## Start Listing

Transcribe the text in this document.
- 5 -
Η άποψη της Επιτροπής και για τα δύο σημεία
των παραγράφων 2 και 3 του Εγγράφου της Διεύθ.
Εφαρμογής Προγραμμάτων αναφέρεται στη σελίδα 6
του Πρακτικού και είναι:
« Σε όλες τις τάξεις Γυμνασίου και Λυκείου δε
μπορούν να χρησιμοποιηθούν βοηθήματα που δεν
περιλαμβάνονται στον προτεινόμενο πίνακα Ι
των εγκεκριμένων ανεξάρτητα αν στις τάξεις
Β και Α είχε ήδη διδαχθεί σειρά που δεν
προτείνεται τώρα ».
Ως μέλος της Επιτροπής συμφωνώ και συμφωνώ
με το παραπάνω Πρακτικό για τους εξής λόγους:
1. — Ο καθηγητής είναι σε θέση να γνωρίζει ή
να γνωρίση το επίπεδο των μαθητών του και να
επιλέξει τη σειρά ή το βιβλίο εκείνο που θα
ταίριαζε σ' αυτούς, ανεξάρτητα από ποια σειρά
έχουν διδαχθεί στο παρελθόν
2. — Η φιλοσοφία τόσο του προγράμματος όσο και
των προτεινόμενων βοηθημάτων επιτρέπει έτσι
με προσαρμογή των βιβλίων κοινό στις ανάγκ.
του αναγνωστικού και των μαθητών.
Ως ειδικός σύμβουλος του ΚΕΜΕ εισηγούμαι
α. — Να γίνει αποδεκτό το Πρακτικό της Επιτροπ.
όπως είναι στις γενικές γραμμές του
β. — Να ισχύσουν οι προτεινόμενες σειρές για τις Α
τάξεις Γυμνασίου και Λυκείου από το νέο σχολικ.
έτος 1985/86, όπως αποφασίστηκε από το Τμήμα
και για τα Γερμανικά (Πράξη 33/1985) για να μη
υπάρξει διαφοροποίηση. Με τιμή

## End Listing
## Start Listing

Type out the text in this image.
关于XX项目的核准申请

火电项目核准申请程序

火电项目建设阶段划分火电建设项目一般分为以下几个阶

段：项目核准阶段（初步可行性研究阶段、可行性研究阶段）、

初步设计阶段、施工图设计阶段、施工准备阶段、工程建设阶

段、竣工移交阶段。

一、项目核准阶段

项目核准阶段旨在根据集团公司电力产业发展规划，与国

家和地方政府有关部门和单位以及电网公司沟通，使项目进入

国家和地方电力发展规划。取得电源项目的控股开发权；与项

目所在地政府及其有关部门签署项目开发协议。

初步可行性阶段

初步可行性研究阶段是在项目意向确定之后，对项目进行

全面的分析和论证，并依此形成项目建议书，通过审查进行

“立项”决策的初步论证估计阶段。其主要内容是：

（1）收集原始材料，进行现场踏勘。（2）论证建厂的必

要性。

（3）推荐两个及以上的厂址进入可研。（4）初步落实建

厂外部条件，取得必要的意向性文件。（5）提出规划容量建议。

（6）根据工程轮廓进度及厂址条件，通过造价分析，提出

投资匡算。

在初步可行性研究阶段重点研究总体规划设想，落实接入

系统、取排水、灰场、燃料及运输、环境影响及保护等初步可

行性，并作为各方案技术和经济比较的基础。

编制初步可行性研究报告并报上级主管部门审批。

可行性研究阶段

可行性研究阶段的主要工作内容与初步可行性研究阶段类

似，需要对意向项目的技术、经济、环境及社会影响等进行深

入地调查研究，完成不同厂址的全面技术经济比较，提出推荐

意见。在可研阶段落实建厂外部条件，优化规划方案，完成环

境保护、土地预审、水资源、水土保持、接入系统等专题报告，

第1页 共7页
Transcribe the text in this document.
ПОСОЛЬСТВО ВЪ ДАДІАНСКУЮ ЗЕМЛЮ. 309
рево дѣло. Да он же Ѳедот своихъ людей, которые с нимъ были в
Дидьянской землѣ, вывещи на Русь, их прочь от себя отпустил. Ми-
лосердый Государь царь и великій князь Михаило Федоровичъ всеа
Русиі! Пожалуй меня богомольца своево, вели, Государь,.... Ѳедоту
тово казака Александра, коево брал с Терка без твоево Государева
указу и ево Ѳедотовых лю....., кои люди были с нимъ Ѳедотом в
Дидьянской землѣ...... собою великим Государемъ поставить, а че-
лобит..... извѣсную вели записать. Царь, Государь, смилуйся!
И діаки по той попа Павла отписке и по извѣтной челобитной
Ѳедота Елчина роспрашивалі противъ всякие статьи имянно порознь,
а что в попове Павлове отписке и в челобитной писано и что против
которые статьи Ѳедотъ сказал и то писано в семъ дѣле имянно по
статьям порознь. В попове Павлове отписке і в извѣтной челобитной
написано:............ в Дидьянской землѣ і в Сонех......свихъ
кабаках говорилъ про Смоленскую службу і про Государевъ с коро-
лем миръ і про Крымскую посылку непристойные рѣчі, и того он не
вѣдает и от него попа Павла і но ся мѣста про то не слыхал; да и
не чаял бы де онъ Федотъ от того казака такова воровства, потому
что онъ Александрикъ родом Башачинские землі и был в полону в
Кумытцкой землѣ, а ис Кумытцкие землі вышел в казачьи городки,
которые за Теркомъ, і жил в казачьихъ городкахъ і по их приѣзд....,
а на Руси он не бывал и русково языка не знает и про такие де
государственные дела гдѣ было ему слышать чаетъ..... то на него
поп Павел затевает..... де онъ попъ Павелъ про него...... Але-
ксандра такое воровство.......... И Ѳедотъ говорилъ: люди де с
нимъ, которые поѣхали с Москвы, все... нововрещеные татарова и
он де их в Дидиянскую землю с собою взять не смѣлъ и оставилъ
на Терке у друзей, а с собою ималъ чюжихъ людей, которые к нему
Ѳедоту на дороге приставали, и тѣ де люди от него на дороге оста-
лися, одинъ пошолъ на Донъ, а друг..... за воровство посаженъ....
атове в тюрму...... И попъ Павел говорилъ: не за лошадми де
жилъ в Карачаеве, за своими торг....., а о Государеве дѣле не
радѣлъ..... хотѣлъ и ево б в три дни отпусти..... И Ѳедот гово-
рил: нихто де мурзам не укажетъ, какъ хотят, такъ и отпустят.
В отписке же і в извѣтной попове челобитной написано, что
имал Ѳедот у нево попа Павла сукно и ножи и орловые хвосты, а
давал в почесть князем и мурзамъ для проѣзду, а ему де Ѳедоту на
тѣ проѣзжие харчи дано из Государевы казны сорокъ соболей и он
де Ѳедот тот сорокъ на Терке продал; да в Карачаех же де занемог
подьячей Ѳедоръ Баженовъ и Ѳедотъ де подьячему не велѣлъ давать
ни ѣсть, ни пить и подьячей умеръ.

## End Listing

● **What to work on**: Select every line in the material above where the string "Павел" occurs, and copy it.

● **Solution to this task**:
поп Павел затевает..... де онъ попъ Павелъ про него...... Але-
атове в тюрму...... И попъ Павел говорилъ: не за лошадми де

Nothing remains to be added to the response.